Work order A – Decide whether each statement agrees with the passage about everyday mental connections. (i) The washing machine breaks down the week after payday. (ii) Most of these connections work automatically. (iii) The writer accepts that readers who call him rude are right in the case of people like him.
Work order B – Carry on the passage about everyday mental connections, starting right after its final sentence.

Source passage –
The washing machine breaks down the week before payday and you are just back from holiday. The connection is Your mind, No clothes to wear, Repair or replace, who to contact, anger at the breakdown at the worst possible moment, fear that you can't afford this right now.

You get my drift. Every day you have thousands and thousands of connections. How these work and what they are make you the person that you are and gets you through the day. It doesn't matter much because in the most parts it's all automatic so there are no internal fights or lack of understanding. Now for the 'normal' person, this is the end of this section and you can say, 'so what, what the fuck was that all about. You read my story and call me an arsehole who is rude, improper, cant 'keep it in his pants' and deserves what he gets. I get you, I understand your point of view, but in the case of people like me, you are SO WRONG.

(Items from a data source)
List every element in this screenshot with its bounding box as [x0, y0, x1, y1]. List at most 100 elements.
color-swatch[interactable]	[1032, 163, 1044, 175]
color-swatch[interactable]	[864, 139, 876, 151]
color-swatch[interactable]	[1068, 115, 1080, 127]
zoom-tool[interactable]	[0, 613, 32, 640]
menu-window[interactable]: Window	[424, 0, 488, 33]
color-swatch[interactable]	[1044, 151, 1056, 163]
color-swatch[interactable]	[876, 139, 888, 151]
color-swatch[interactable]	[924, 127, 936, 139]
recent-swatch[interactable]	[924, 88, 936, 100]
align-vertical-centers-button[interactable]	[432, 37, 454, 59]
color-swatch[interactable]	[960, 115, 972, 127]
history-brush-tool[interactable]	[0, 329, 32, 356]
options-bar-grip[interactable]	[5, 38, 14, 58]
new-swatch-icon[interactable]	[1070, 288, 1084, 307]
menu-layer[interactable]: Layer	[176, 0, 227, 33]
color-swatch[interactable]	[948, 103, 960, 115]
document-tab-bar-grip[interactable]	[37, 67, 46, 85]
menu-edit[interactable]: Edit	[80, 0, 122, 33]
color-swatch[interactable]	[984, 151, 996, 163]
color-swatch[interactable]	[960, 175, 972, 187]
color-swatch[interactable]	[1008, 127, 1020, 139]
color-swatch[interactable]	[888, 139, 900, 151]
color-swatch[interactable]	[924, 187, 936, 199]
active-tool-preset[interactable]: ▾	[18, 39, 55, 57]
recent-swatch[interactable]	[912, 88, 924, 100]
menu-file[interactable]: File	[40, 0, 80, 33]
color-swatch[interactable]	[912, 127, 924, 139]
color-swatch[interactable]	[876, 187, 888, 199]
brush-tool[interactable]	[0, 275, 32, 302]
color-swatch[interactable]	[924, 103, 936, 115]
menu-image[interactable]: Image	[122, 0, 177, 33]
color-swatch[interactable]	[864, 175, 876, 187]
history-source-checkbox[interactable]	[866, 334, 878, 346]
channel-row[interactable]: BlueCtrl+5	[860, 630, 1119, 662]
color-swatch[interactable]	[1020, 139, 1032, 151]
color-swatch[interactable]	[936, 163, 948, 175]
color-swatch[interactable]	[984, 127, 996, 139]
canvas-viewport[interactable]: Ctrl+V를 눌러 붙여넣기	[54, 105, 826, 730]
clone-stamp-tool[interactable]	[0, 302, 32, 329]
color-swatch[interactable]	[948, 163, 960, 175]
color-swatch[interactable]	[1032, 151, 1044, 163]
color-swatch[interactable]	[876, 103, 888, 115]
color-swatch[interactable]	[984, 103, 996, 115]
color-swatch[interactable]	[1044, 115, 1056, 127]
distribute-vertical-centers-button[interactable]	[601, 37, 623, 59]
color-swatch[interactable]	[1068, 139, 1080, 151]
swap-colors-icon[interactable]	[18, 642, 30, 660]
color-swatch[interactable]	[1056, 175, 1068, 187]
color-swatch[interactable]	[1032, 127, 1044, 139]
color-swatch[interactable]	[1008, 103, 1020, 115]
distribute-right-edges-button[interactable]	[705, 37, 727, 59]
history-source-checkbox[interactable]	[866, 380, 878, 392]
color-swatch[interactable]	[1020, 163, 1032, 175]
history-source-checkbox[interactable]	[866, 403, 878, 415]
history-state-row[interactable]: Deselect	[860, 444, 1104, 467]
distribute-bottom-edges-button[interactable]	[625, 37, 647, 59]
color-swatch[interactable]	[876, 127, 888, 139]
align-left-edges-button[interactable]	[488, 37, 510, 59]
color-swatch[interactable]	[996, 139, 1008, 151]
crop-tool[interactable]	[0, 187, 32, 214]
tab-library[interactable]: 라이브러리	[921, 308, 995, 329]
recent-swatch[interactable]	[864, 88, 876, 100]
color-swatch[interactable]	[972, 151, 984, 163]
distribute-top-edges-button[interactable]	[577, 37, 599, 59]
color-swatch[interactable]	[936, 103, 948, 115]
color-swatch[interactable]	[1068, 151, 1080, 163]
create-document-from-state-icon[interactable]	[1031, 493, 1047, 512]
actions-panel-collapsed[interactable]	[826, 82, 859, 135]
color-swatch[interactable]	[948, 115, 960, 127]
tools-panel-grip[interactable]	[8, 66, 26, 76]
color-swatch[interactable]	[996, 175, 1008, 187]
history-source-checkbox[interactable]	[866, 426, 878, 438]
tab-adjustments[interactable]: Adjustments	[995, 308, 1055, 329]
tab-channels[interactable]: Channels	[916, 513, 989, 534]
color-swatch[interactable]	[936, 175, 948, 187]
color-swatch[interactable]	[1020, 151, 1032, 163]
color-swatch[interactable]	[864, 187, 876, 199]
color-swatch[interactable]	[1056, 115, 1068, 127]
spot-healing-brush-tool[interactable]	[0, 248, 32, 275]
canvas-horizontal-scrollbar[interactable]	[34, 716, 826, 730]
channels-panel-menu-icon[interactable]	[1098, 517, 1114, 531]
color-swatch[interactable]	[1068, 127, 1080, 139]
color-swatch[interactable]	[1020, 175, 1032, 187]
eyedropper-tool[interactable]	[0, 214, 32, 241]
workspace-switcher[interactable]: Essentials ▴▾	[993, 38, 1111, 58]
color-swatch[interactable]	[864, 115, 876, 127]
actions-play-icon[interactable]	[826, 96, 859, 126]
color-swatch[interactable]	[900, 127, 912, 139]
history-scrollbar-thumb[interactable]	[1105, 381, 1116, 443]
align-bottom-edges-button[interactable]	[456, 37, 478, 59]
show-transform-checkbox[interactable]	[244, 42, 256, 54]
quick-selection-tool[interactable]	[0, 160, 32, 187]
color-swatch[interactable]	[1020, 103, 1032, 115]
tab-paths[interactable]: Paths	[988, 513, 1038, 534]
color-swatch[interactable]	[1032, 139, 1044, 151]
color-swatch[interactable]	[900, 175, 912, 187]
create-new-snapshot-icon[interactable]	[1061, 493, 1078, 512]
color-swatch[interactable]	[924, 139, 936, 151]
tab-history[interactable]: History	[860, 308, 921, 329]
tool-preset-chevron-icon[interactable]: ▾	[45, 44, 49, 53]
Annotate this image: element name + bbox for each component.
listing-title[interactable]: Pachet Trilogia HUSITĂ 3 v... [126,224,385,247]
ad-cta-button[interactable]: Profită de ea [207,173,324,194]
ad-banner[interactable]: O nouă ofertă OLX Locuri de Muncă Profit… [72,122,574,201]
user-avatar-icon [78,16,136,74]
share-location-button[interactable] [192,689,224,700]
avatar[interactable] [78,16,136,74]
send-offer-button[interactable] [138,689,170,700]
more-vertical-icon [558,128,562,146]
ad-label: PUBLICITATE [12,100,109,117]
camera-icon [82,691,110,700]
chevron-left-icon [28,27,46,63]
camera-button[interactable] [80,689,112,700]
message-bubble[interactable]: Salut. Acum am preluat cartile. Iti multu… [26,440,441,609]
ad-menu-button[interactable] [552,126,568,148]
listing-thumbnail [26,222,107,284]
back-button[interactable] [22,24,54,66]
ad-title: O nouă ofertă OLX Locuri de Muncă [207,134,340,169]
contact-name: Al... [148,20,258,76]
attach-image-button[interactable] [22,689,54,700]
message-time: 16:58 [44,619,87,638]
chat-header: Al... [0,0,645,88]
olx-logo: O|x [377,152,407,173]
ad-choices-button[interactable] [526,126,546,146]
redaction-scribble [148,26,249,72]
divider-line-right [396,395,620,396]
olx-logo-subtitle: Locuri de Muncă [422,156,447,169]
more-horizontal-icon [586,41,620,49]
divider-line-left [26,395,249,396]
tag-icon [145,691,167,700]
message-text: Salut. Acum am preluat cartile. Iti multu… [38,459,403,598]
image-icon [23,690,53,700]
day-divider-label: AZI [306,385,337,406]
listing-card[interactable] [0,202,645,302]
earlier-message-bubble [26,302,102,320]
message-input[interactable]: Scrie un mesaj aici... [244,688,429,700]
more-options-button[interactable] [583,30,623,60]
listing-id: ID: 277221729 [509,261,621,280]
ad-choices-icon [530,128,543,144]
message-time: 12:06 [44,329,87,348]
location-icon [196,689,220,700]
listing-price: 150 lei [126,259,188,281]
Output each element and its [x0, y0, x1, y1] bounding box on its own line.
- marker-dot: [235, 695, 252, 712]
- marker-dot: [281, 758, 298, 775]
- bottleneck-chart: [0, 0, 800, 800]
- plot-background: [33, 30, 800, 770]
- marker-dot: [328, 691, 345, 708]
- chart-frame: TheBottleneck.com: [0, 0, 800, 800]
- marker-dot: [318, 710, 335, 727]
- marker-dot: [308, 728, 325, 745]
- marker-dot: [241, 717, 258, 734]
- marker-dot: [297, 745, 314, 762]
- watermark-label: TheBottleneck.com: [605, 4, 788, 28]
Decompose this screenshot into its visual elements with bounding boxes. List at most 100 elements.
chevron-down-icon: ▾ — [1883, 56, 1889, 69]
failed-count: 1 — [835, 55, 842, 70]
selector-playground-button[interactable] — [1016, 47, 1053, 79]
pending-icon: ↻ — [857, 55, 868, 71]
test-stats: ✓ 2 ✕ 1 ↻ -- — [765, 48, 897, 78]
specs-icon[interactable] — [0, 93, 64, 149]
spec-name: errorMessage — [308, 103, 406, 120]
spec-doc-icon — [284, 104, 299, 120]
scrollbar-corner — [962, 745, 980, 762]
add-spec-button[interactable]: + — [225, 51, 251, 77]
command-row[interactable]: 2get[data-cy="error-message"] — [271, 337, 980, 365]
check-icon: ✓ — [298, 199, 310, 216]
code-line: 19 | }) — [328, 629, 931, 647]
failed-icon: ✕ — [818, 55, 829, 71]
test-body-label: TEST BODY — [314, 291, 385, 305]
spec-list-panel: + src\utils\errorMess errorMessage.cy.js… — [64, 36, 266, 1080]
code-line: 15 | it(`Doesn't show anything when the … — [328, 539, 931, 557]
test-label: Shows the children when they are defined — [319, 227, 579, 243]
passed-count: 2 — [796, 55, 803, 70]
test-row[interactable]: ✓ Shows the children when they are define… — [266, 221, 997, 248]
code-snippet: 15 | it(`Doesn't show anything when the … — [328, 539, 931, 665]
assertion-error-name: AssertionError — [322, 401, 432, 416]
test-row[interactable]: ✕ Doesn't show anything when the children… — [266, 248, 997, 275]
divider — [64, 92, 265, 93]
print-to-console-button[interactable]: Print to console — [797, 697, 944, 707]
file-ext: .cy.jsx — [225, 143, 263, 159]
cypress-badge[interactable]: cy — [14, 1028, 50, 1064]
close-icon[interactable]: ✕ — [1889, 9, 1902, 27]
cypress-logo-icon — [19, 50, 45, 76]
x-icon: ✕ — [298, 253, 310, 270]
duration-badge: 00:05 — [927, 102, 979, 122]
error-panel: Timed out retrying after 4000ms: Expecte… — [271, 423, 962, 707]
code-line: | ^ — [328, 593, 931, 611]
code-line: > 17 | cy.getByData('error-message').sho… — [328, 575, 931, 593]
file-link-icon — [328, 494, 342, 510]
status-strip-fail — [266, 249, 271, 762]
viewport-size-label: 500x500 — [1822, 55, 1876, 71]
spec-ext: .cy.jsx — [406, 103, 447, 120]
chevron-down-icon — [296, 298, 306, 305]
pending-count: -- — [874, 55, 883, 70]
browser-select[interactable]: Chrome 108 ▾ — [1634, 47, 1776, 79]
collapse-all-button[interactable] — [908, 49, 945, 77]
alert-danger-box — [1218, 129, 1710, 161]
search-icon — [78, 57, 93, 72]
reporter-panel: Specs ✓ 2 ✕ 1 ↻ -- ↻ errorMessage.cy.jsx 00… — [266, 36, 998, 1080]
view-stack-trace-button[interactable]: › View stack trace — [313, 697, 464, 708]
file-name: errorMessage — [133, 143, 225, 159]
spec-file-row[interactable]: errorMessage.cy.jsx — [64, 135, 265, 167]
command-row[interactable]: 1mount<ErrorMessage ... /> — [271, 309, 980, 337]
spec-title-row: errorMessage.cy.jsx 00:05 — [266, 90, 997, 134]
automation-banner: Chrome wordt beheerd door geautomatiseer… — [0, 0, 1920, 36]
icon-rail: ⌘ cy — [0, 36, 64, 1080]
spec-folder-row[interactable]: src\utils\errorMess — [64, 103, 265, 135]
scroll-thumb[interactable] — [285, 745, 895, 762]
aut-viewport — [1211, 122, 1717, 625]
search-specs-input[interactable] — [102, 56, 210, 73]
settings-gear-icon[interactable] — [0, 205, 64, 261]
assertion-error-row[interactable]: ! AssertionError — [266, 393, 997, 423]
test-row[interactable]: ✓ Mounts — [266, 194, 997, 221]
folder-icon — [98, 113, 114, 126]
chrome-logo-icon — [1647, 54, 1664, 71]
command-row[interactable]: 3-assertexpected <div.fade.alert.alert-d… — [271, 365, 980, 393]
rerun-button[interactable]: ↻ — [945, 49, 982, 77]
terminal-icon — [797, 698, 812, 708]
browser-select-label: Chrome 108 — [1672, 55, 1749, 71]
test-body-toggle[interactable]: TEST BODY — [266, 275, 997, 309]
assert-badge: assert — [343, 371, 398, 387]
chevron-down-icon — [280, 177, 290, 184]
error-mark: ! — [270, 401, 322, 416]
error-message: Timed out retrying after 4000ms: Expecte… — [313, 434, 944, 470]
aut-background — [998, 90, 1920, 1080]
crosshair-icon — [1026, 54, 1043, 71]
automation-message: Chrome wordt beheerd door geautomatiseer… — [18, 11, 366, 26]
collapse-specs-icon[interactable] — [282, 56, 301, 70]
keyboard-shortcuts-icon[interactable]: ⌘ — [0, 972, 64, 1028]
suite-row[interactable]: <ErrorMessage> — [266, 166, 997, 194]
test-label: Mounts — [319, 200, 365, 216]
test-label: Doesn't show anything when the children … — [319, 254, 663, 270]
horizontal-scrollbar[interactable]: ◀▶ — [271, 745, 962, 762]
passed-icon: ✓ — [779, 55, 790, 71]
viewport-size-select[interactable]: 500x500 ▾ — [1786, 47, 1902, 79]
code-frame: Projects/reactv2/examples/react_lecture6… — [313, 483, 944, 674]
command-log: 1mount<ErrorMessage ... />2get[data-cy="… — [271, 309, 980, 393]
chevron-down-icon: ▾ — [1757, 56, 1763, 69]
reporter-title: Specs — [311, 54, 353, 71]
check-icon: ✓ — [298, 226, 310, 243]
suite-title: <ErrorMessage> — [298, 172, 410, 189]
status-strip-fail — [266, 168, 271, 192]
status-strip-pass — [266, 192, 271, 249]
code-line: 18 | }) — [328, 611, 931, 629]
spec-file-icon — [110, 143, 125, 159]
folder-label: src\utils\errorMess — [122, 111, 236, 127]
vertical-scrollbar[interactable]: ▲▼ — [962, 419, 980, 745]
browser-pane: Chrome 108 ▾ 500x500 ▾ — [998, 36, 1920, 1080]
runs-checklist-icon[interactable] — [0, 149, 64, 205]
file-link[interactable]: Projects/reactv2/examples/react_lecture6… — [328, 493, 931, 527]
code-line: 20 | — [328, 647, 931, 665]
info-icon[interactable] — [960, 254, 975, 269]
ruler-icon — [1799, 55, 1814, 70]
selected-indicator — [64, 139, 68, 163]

Written response A –
(i) No: "The washing machine breaks down the week before payday."
(ii) Yes: "in the most parts it's all automatic."
(iii) No: "in the case of people like me, you are SO WRONG."

Written response B –
I will try to explain now what I need to say in a non-offensive way. I will try to explain in a way that if you re-read the last two chapters after you finish this one, you may be able to join up the dots. I don't condone what happened earlier in the book, I am not trying to give you excuses, I am not saying I am a Gods Innocent trying to find a way out. I do say that there are two sides to every story, two views and many reasons. I do say that you should put your personal rules and values on one side and give the other chap, in this case me, a chance and listen to what he has to say.

Most of the time my connections work perfectly, like most of the people reading this story. But there are times when it all switches off, connections either cease all together or short circuit or misfire and so on...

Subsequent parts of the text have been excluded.